━━ RECORD EXCERPTS ━━

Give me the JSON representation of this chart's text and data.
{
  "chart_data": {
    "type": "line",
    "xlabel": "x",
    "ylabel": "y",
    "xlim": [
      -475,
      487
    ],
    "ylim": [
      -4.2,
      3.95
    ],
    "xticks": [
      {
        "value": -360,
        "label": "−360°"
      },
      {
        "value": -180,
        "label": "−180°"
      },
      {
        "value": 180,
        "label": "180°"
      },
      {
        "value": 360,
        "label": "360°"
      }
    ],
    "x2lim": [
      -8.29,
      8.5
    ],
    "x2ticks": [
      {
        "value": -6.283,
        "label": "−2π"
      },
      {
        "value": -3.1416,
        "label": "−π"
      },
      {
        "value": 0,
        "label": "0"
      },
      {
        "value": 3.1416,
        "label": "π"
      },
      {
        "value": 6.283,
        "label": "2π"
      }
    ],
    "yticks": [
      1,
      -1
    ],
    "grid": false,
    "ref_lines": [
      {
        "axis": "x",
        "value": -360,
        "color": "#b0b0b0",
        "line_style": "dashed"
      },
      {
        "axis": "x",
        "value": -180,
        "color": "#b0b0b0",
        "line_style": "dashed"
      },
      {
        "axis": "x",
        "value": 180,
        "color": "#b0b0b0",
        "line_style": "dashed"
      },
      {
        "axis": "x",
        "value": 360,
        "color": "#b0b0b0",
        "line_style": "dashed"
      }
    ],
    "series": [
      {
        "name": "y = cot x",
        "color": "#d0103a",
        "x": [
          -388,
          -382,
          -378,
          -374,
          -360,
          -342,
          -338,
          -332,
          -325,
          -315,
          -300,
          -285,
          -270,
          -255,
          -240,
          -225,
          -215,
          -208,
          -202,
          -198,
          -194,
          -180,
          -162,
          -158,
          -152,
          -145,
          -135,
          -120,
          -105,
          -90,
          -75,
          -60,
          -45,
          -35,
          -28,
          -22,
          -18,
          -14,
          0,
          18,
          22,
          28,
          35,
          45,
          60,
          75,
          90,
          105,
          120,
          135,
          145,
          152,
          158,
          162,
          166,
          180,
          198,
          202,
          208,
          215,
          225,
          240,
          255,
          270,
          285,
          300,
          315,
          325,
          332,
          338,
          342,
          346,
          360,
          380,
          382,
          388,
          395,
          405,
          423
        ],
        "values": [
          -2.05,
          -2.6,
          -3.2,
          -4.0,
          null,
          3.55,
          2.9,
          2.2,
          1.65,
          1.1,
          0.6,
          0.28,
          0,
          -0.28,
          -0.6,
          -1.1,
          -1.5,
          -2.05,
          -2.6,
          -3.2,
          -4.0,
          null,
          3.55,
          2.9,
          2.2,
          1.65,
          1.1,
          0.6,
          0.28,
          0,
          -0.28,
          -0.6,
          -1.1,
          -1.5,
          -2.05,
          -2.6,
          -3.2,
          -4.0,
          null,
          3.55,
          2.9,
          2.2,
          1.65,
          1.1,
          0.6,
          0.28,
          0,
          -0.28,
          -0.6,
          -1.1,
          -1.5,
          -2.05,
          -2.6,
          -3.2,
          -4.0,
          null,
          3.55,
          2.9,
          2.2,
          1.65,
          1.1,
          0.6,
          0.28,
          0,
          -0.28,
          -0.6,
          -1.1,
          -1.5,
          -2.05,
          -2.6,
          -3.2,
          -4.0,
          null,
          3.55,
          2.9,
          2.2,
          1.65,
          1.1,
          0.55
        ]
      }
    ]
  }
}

━━━

- _AIM_:
Return each entry from above without altering a single character.

- _OUTPUT FOR THIS EXERCISE_:
Give me the JSON representation of this chart's text and data.
{
  "chart_data": {
    "type": "line",
    "xlabel": "x",
    "ylabel": "y",
    "xlim": [
      -475,
      487
    ],
    "ylim": [
      -4.2,
      3.95
    ],
    "xticks": [
      {
        "value": -360,
        "label": "−360°"
      },
      {
        "value": -180,
        "label": "−180°"
      },
      {
        "value": 180,
        "label": "180°"
      },
      {
        "value": 360,
        "label": "360°"
      }
    ],
    "x2lim": [
      -8.29,
      8.5
    ],
    "x2ticks": [
      {
        "value": -6.283,
        "label": "−2π"
      },
      {
        "value": -3.1416,
        "label": "−π"
      },
      {
        "value": 0,
        "label": "0"
      },
      {
        "value": 3.1416,
        "label": "π"
      },
      {
        "value": 6.283,
        "label": "2π"
      }
    ],
    "yticks": [
      1,
      -1
    ],
    "grid": false,
    "ref_lines": [
      {
        "axis": "x",
        "value": -360,
        "color": "#b0b0b0",
        "line_style": "dashed"
      },
      {
        "axis": "x",
        "value": -180,
        "color": "#b0b0b0",
        "line_style": "dashed"
      },
      {
        "axis": "x",
        "value": 180,
        "color": "#b0b0b0",
        "line_style": "dashed"
      },
      {
        "axis": "x",
        "value": 360,
        "color": "#b0b0b0",
        "line_style": "dashed"
      }
    ],
    "series": [
      {
        "name": "y = cot x",
        "color": "#d0103a",
        "x": [
          -388,
          -382,
          -378,
          -374,
          -360,
          -342,
          -338,
          -332,
          -325,
          -315,
          -300,
          -285,
          -270,
          -255,
          -240,
          -225,
          -215,
          -208,
          -202,
          -198,
          -194,
          -180,
          -162,
          -158,
          -152,
          -145,
          -135,
          -120,
          -105,
          -90,
          -75,
          -60,
          -45,
          -35,
          -28,
          -22,
          -18,
          -14,
          0,
          18,
          22,
          28,
          35,
          45,
          60,
          75,
          90,
          105,
          120,
          135,
          145,
          152,
          158,
          162,
          166,
          180,
          198,
          202,
          208,
          215,
          225,
          240,
          255,
          270,
          285,
          300,
          315,
          325,
          332,
          338,
          342,
          346,
          360,
          380,
          382,
          388,
          395,
          405,
          423
        ],
        "values": [
          -2.05,
          -2.6,
          -3.2,
          -4.0,
          null,
          3.55,
          2.9,
          2.2,
          1.65,
          1.1,
          0.6,
          0.28,
          0,
          -0.28,
          -0.6,
          -1.1,
          -1.5,
          -2.05,
          -2.6,
          -3.2,
          -4.0,
          null,
          3.55,
          2.9,
          2.2,
          1.65,
          1.1,
          0.6,
          0.28,
          0,
          -0.28,
          -0.6,
          -1.1,
          -1.5,
          -2.05,
          -2.6,
          -3.2,
          -4.0,
          null,
          3.55,
          2.9,
          2.2,
          1.65,
          1.1,
          0.6,
          0.28,
          0,
          -0.28,
          -0.6,
          -1.1,
          -1.5,
          -2.05,
          -2.6,
          -3.2,
          -4.0,
          null,
          3.55,
          2.9,
          2.2,
          1.65,
          1.1,
          0.6,
          0.28,
          0,
          -0.28,
          -0.6,
          -1.1,
          -1.5,
          -2.05,
          -2.6,
          -3.2,
          -4.0,
          null,
          3.55,
          2.9,
          2.2,
          1.65,
          1.1,
          0.55
        ]
      }
    ]
  }
}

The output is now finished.